### What to produce:
Return all lines in the material below that contain "счете".

### Supplied records:
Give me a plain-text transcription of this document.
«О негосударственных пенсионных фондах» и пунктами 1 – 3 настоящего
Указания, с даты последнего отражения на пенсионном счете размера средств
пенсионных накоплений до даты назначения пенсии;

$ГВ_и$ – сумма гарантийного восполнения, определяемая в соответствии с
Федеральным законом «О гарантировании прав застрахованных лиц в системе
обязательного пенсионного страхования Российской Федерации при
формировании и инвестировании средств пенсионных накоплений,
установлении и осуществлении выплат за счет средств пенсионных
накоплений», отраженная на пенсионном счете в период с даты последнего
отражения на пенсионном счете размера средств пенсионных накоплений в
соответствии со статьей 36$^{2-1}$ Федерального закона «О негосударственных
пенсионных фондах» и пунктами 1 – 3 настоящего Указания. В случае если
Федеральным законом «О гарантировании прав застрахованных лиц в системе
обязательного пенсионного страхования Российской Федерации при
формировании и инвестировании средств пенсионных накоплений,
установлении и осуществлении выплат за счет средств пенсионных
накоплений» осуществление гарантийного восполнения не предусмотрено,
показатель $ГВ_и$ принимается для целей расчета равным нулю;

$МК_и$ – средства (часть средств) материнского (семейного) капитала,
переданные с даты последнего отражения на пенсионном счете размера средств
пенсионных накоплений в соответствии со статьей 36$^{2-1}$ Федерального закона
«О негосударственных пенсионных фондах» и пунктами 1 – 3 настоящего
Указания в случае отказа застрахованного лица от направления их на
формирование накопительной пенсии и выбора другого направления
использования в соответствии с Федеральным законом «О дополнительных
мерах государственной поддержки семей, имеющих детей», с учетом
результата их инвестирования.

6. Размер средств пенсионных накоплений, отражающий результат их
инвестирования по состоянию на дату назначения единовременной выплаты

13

---

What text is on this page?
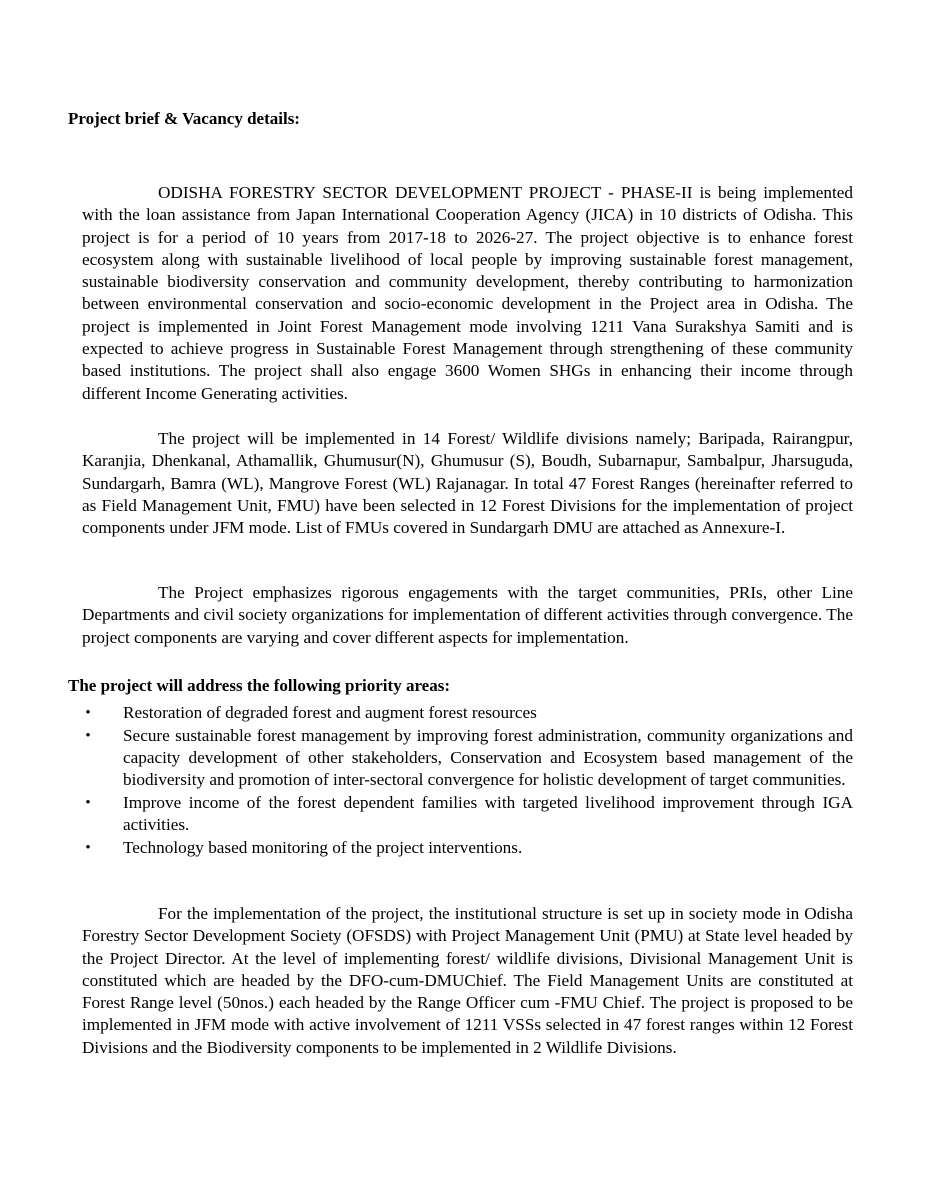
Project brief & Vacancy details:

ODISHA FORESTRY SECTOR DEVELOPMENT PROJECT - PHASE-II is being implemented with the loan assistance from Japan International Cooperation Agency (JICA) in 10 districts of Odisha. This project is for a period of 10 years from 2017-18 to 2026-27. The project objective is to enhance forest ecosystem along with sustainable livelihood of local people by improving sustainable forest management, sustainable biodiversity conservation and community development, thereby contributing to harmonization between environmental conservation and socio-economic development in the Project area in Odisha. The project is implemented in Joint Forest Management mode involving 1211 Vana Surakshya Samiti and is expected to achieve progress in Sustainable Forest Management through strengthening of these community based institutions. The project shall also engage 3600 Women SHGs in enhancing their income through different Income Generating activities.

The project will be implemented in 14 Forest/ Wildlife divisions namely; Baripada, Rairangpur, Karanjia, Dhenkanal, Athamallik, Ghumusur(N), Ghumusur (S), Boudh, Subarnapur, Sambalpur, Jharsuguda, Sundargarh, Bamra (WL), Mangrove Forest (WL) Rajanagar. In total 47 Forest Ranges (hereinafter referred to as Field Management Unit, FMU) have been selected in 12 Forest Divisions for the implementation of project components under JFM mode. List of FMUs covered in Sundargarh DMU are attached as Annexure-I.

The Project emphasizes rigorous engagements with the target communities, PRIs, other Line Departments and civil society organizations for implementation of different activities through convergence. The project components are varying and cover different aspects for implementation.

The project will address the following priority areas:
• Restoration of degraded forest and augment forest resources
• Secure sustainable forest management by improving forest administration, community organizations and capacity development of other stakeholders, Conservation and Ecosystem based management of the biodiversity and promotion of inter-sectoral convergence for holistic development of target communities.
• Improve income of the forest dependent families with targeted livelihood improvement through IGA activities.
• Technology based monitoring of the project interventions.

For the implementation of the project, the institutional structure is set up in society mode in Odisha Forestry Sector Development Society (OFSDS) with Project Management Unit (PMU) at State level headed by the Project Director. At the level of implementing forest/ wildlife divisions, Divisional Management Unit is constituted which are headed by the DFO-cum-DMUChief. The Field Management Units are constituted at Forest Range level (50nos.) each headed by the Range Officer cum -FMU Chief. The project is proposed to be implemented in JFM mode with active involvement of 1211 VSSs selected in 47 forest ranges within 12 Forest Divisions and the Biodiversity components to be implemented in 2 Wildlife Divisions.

### Response:
Указания, с даты последнего отражения на пенсионном счете размера средств
накоплений», отраженная на пенсионном счете в период с даты последнего
отражения на пенсионном счете размера средств пенсионных накоплений в
переданные с даты последнего отражения на пенсионном счете размера средств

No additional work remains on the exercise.